ENTRIES:
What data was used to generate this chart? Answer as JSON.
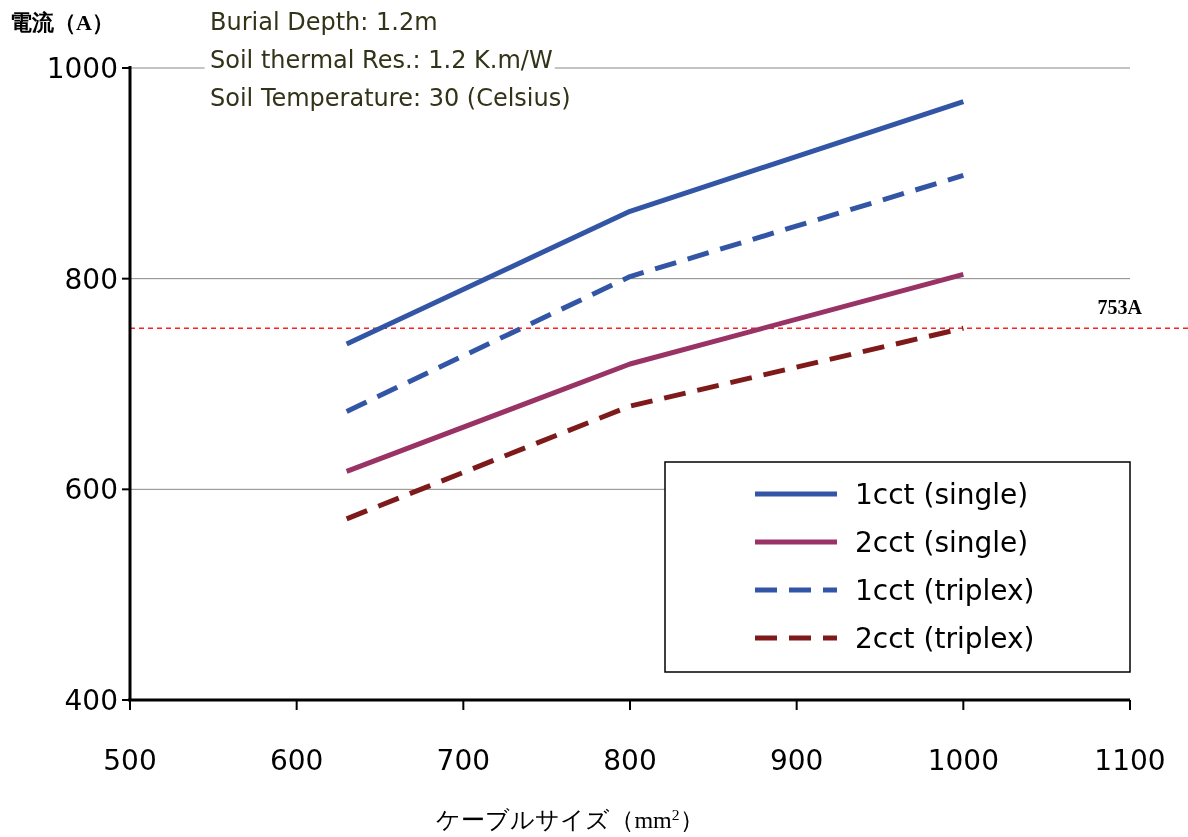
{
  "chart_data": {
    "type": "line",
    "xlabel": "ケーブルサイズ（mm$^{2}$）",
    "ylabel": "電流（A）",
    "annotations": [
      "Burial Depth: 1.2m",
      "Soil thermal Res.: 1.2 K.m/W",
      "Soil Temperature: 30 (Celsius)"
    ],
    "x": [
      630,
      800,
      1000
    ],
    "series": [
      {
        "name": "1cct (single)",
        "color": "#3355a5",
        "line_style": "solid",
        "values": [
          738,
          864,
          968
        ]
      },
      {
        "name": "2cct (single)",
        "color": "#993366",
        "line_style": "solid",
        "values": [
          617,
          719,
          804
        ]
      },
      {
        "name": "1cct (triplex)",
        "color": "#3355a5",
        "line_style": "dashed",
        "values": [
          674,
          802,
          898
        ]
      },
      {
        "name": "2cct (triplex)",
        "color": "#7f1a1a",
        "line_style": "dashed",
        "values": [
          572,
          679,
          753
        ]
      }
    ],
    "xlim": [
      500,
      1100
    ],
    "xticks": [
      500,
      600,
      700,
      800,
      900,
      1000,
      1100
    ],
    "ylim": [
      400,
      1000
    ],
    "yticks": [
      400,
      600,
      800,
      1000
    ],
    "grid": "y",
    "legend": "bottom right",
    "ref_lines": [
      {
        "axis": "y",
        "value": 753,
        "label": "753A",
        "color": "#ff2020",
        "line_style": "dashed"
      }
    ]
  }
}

THE EXERCISE: Return all of the entries word for word, but omit the pictures.

FINAL RESULT:
What data was used to generate this chart? Answer as JSON.
{
  "chart_data": {
    "type": "line",
    "xlabel": "ケーブルサイズ（mm$^{2}$）",
    "ylabel": "電流（A）",
    "annotations": [
      "Burial Depth: 1.2m",
      "Soil thermal Res.: 1.2 K.m/W",
      "Soil Temperature: 30 (Celsius)"
    ],
    "x": [
      630,
      800,
      1000
    ],
    "series": [
      {
        "name": "1cct (single)",
        "color": "#3355a5",
        "line_style": "solid",
        "values": [
          738,
          864,
          968
        ]
      },
      {
        "name": "2cct (single)",
        "color": "#993366",
        "line_style": "solid",
        "values": [
          617,
          719,
          804
        ]
      },
      {
        "name": "1cct (triplex)",
        "color": "#3355a5",
        "line_style": "dashed",
        "values": [
          674,
          802,
          898
        ]
      },
      {
        "name": "2cct (triplex)",
        "color": "#7f1a1a",
        "line_style": "dashed",
        "values": [
          572,
          679,
          753
        ]
      }
    ],
    "xlim": [
      500,
      1100
    ],
    "xticks": [
      500,
      600,
      700,
      800,
      900,
      1000,
      1100
    ],
    "ylim": [
      400,
      1000
    ],
    "yticks": [
      400,
      600,
      800,
      1000
    ],
    "grid": "y",
    "legend": "bottom right",
    "ref_lines": [
      {
        "axis": "y",
        "value": 753,
        "label": "753A",
        "color": "#ff2020",
        "line_style": "dashed"
      }
    ]
  }
}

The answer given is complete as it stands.